Data records
start

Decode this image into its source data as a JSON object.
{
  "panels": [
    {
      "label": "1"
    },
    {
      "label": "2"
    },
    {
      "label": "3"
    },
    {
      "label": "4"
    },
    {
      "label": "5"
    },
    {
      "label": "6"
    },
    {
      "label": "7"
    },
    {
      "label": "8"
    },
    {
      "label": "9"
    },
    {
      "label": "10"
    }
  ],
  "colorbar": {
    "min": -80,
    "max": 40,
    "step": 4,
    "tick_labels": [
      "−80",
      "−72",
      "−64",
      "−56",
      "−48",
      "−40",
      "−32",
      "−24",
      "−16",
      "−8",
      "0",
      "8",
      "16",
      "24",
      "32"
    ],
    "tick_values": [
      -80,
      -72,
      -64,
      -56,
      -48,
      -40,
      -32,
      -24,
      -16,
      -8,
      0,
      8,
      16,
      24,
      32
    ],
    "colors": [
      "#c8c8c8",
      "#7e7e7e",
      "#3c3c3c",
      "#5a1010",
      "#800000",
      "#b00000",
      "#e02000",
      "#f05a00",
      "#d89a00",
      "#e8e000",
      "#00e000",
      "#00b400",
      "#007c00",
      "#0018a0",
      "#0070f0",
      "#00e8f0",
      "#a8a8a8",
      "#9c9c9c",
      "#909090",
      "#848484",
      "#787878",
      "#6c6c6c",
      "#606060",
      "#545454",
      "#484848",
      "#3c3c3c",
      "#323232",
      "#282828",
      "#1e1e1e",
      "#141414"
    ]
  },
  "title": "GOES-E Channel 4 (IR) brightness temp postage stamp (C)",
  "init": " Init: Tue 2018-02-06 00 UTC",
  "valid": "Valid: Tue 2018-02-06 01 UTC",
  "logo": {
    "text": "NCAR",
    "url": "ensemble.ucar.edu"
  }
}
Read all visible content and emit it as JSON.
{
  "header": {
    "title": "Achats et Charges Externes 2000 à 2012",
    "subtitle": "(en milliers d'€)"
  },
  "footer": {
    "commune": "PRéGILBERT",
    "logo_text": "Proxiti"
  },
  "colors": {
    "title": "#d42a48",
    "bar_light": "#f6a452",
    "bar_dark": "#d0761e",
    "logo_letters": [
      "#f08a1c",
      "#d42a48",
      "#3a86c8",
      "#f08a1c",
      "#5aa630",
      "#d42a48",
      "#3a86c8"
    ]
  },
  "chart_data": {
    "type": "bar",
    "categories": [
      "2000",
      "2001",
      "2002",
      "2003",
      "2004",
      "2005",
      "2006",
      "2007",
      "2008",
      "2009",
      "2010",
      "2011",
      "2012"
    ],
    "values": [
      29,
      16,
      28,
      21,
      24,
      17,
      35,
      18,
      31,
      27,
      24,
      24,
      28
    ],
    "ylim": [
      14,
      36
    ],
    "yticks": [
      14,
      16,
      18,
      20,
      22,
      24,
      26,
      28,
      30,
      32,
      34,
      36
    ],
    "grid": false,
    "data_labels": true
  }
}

end

- _EXERCISE DIRECTIONS_: Please reproduce the entire listing, exactly as shown.

- _COMPLETED TASK_:
Decode this image into its source data as a JSON object.
{
  "panels": [
    {
      "label": "1"
    },
    {
      "label": "2"
    },
    {
      "label": "3"
    },
    {
      "label": "4"
    },
    {
      "label": "5"
    },
    {
      "label": "6"
    },
    {
      "label": "7"
    },
    {
      "label": "8"
    },
    {
      "label": "9"
    },
    {
      "label": "10"
    }
  ],
  "colorbar": {
    "min": -80,
    "max": 40,
    "step": 4,
    "tick_labels": [
      "−80",
      "−72",
      "−64",
      "−56",
      "−48",
      "−40",
      "−32",
      "−24",
      "−16",
      "−8",
      "0",
      "8",
      "16",
      "24",
      "32"
    ],
    "tick_values": [
      -80,
      -72,
      -64,
      -56,
      -48,
      -40,
      -32,
      -24,
      -16,
      -8,
      0,
      8,
      16,
      24,
      32
    ],
    "colors": [
      "#c8c8c8",
      "#7e7e7e",
      "#3c3c3c",
      "#5a1010",
      "#800000",
      "#b00000",
      "#e02000",
      "#f05a00",
      "#d89a00",
      "#e8e000",
      "#00e000",
      "#00b400",
      "#007c00",
      "#0018a0",
      "#0070f0",
      "#00e8f0",
      "#a8a8a8",
      "#9c9c9c",
      "#909090",
      "#848484",
      "#787878",
      "#6c6c6c",
      "#606060",
      "#545454",
      "#484848",
      "#3c3c3c",
      "#323232",
      "#282828",
      "#1e1e1e",
      "#141414"
    ]
  },
  "title": "GOES-E Channel 4 (IR) brightness temp postage stamp (C)",
  "init": " Init: Tue 2018-02-06 00 UTC",
  "valid": "Valid: Tue 2018-02-06 01 UTC",
  "logo": {
    "text": "NCAR",
    "url": "ensemble.ucar.edu"
  }
}
Read all visible content and emit it as JSON.
{
  "header": {
    "title": "Achats et Charges Externes 2000 à 2012",
    "subtitle": "(en milliers d'€)"
  },
  "footer": {
    "commune": "PRéGILBERT",
    "logo_text": "Proxiti"
  },
  "colors": {
    "title": "#d42a48",
    "bar_light": "#f6a452",
    "bar_dark": "#d0761e",
    "logo_letters": [
      "#f08a1c",
      "#d42a48",
      "#3a86c8",
      "#f08a1c",
      "#5aa630",
      "#d42a48",
      "#3a86c8"
    ]
  },
  "chart_data": {
    "type": "bar",
    "categories": [
      "2000",
      "2001",
      "2002",
      "2003",
      "2004",
      "2005",
      "2006",
      "2007",
      "2008",
      "2009",
      "2010",
      "2011",
      "2012"
    ],
    "values": [
      29,
      16,
      28,
      21,
      24,
      17,
      35,
      18,
      31,
      27,
      24,
      24,
      28
    ],
    "ylim": [
      14,
      36
    ],
    "yticks": [
      14,
      16,
      18,
      20,
      22,
      24,
      26,
      28,
      30,
      32,
      34,
      36
    ],
    "grid": false,
    "data_labels": true
  }
}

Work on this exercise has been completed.